[What to work on] Copy the data word for word, keeping every line.

————

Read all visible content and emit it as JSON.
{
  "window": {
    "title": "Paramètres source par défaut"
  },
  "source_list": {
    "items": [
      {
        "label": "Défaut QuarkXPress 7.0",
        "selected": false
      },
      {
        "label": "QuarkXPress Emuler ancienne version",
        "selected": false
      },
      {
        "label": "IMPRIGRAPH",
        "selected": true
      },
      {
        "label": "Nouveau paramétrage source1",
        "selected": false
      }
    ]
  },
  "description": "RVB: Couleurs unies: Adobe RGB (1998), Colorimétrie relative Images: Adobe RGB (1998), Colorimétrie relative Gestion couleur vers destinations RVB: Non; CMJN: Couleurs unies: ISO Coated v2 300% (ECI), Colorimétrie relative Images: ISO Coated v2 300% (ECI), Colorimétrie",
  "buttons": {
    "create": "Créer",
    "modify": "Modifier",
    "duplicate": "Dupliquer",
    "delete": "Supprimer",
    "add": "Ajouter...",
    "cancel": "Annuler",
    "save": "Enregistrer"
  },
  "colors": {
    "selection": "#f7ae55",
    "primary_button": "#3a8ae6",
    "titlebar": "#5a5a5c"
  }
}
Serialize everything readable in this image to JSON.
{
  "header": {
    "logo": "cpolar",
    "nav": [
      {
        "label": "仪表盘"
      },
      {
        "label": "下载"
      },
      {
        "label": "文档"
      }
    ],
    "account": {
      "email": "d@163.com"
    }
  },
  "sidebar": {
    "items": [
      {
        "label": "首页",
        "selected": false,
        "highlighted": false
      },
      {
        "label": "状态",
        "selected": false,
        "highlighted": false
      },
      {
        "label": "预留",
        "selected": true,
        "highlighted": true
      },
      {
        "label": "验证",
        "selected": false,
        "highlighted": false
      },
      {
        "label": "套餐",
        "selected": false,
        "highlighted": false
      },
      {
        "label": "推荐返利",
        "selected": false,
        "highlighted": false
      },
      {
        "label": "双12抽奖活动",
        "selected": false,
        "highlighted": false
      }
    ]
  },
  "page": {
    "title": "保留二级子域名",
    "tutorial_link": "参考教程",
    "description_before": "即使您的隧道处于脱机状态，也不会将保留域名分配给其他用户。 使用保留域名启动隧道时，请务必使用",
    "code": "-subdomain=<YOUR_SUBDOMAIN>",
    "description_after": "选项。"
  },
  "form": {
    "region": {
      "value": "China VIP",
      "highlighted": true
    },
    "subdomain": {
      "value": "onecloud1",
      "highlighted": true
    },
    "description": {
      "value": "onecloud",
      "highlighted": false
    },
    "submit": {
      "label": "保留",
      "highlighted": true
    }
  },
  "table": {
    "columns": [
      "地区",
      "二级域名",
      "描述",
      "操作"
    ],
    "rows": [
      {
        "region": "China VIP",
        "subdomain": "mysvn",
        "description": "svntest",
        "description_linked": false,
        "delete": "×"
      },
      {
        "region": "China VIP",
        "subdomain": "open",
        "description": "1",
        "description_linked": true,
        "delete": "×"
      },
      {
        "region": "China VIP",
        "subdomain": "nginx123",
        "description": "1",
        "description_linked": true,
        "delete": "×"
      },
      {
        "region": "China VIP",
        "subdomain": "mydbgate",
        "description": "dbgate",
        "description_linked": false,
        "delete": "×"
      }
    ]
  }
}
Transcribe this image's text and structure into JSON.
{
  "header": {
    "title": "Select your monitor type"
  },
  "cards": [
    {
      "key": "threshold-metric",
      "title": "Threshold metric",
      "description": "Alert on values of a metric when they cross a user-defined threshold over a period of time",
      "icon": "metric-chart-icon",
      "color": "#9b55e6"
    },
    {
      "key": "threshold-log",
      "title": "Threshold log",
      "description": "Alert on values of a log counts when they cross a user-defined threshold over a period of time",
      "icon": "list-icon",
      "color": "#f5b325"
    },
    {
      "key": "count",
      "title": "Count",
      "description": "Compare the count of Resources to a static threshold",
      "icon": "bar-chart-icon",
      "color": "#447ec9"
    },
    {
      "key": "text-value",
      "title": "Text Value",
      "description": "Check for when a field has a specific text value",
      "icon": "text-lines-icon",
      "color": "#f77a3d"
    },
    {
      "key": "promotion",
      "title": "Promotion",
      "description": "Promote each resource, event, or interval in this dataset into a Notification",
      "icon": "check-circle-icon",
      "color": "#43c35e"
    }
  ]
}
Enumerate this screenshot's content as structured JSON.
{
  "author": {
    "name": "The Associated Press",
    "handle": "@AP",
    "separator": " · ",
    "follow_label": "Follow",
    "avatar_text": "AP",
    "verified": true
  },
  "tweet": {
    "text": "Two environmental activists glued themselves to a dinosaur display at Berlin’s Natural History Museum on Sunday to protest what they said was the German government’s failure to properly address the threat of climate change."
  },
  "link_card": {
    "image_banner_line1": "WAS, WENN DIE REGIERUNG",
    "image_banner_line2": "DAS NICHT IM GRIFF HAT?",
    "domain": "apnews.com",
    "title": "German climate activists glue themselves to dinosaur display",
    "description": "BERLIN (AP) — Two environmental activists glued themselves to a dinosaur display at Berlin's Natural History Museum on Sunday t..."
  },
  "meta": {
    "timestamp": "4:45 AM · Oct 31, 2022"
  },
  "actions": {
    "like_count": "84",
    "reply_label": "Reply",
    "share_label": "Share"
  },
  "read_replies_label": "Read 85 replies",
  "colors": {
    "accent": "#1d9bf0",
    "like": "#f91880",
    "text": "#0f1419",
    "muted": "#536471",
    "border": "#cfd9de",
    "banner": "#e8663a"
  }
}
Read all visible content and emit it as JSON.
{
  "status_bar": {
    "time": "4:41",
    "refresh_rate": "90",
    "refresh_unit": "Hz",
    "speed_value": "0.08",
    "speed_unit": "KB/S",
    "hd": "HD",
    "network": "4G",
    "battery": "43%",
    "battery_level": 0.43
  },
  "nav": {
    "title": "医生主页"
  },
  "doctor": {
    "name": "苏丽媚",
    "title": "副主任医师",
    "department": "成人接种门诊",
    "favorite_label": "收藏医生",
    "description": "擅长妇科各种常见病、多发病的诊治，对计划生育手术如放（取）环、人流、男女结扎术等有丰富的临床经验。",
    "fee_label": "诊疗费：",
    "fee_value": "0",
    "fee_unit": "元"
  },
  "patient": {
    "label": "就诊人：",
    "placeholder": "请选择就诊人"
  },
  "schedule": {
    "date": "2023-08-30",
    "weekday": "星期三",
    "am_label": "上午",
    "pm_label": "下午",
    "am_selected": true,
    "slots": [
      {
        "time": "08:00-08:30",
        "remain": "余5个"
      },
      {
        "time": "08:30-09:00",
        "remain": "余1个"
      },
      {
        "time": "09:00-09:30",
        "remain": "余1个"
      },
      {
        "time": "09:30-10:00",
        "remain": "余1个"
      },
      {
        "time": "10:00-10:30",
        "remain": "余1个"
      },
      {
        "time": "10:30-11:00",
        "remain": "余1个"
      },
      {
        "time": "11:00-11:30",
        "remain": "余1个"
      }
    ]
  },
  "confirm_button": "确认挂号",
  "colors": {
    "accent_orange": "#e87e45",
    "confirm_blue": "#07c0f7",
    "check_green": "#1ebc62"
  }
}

————

[Written answer]
Read all visible content and emit it as JSON.
{
  "window": {
    "title": "Paramètres source par défaut"
  },
  "source_list": {
    "items": [
      {
        "label": "Défaut QuarkXPress 7.0",
        "selected": false
      },
      {
        "label": "QuarkXPress Emuler ancienne version",
        "selected": false
      },
      {
        "label": "IMPRIGRAPH",
        "selected": true
      },
      {
        "label": "Nouveau paramétrage source1",
        "selected": false
      }
    ]
  },
  "description": "RVB: Couleurs unies: Adobe RGB (1998), Colorimétrie relative Images: Adobe RGB (1998), Colorimétrie relative Gestion couleur vers destinations RVB: Non; CMJN: Couleurs unies: ISO Coated v2 300% (ECI), Colorimétrie relative Images: ISO Coated v2 300% (ECI), Colorimétrie",
  "buttons": {
    "create": "Créer",
    "modify": "Modifier",
    "duplicate": "Dupliquer",
    "delete": "Supprimer",
    "add": "Ajouter...",
    "cancel": "Annuler",
    "save": "Enregistrer"
  },
  "colors": {
    "selection": "#f7ae55",
    "primary_button": "#3a8ae6",
    "titlebar": "#5a5a5c"
  }
}
Serialize everything readable in this image to JSON.
{
  "header": {
    "logo": "cpolar",
    "nav": [
      {
        "label": "仪表盘"
      },
      {
        "label": "下载"
      },
      {
        "label": "文档"
      }
    ],
    "account": {
      "email": "d@163.com"
    }
  },
  "sidebar": {
    "items": [
      {
        "label": "首页",
        "selected": false,
        "highlighted": false
      },
      {
        "label": "状态",
        "selected": false,
        "highlighted": false
      },
      {
        "label": "预留",
        "selected": true,
        "highlighted": true
      },
      {
        "label": "验证",
        "selected": false,
        "highlighted": false
      },
      {
        "label": "套餐",
        "selected": false,
        "highlighted": false
      },
      {
        "label": "推荐返利",
        "selected": false,
        "highlighted": false
      },
      {
        "label": "双12抽奖活动",
        "selected": false,
        "highlighted": false
      }
    ]
  },
  "page": {
    "title": "保留二级子域名",
    "tutorial_link": "参考教程",
    "description_before": "即使您的隧道处于脱机状态，也不会将保留域名分配给其他用户。 使用保留域名启动隧道时，请务必使用",
    "code": "-subdomain=<YOUR_SUBDOMAIN>",
    "description_after": "选项。"
  },
  "form": {
    "region": {
      "value": "China VIP",
      "highlighted": true
    },
    "subdomain": {
      "value": "onecloud1",
      "highlighted": true
    },
    "description": {
      "value": "onecloud",
      "highlighted": false
    },
    "submit": {
      "label": "保留",
      "highlighted": true
    }
  },
  "table": {
    "columns": [
      "地区",
      "二级域名",
      "描述",
      "操作"
    ],
    "rows": [
      {
        "region": "China VIP",
        "subdomain": "mysvn",
        "description": "svntest",
        "description_linked": false,
        "delete": "×"
      },
      {
        "region": "China VIP",
        "subdomain": "open",
        "description": "1",
        "description_linked": true,
        "delete": "×"
      },
      {
        "region": "China VIP",
        "subdomain": "nginx123",
        "description": "1",
        "description_linked": true,
        "delete": "×"
      },
      {
        "region": "China VIP",
        "subdomain": "mydbgate",
        "description": "dbgate",
        "description_linked": false,
        "delete": "×"
      }
    ]
  }
}
Transcribe this image's text and structure into JSON.
{
  "header": {
    "title": "Select your monitor type"
  },
  "cards": [
    {
      "key": "threshold-metric",
      "title": "Threshold metric",
      "description": "Alert on values of a metric when they cross a user-defined threshold over a period of time",
      "icon": "metric-chart-icon",
      "color": "#9b55e6"
    },
    {
      "key": "threshold-log",
      "title": "Threshold log",
      "description": "Alert on values of a log counts when they cross a user-defined threshold over a period of time",
      "icon": "list-icon",
      "color": "#f5b325"
    },
    {
      "key": "count",
      "title": "Count",
      "description": "Compare the count of Resources to a static threshold",
      "icon": "bar-chart-icon",
      "color": "#447ec9"
    },
    {
      "key": "text-value",
      "title": "Text Value",
      "description": "Check for when a field has a specific text value",
      "icon": "text-lines-icon",
      "color": "#f77a3d"
    },
    {
      "key": "promotion",
      "title": "Promotion",
      "description": "Promote each resource, event, or interval in this dataset into a Notification",
      "icon": "check-circle-icon",
      "color": "#43c35e"
    }
  ]
}
Enumerate this screenshot's content as structured JSON.
{
  "author": {
    "name": "The Associated Press",
    "handle": "@AP",
    "separator": " · ",
    "follow_label": "Follow",
    "avatar_text": "AP",
    "verified": true
  },
  "tweet": {
    "text": "Two environmental activists glued themselves to a dinosaur display at Berlin’s Natural History Museum on Sunday to protest what they said was the German government’s failure to properly address the threat of climate change."
  },
  "link_card": {
    "image_banner_line1": "WAS, WENN DIE REGIERUNG",
    "image_banner_line2": "DAS NICHT IM GRIFF HAT?",
    "domain": "apnews.com",
    "title": "German climate activists glue themselves to dinosaur display",
    "description": "BERLIN (AP) — Two environmental activists glued themselves to a dinosaur display at Berlin's Natural History Museum on Sunday t..."
  },
  "meta": {
    "timestamp": "4:45 AM · Oct 31, 2022"
  },
  "actions": {
    "like_count": "84",
    "reply_label": "Reply",
    "share_label": "Share"
  },
  "read_replies_label": "Read 85 replies",
  "colors": {
    "accent": "#1d9bf0",
    "like": "#f91880",
    "text": "#0f1419",
    "muted": "#536471",
    "border": "#cfd9de",
    "banner": "#e8663a"
  }
}
Read all visible content and emit it as JSON.
{
  "status_bar": {
    "time": "4:41",
    "refresh_rate": "90",
    "refresh_unit": "Hz",
    "speed_value": "0.08",
    "speed_unit": "KB/S",
    "hd": "HD",
    "network": "4G",
    "battery": "43%",
    "battery_level": 0.43
  },
  "nav": {
    "title": "医生主页"
  },
  "doctor": {
    "name": "苏丽媚",
    "title": "副主任医师",
    "department": "成人接种门诊",
    "favorite_label": "收藏医生",
    "description": "擅长妇科各种常见病、多发病的诊治，对计划生育手术如放（取）环、人流、男女结扎术等有丰富的临床经验。",
    "fee_label": "诊疗费：",
    "fee_value": "0",
    "fee_unit": "元"
  },
  "patient": {
    "label": "就诊人：",
    "placeholder": "请选择就诊人"
  },
  "schedule": {
    "date": "2023-08-30",
    "weekday": "星期三",
    "am_label": "上午",
    "pm_label": "下午",
    "am_selected": true,
    "slots": [
      {
        "time": "08:00-08:30",
        "remain": "余5个"
      },
      {
        "time": "08:30-09:00",
        "remain": "余1个"
      },
      {
        "time": "09:00-09:30",
        "remain": "余1个"
      },
      {
        "time": "09:30-10:00",
        "remain": "余1个"
      },
      {
        "time": "10:00-10:30",
        "remain": "余1个"
      },
      {
        "time": "10:30-11:00",
        "remain": "余1个"
      },
      {
        "time": "11:00-11:30",
        "remain": "余1个"
      }
    ]
  },
  "confirm_button": "确认挂号",
  "colors": {
    "accent_orange": "#e87e45",
    "confirm_blue": "#07c0f7",
    "check_green": "#1ebc62"
  }
}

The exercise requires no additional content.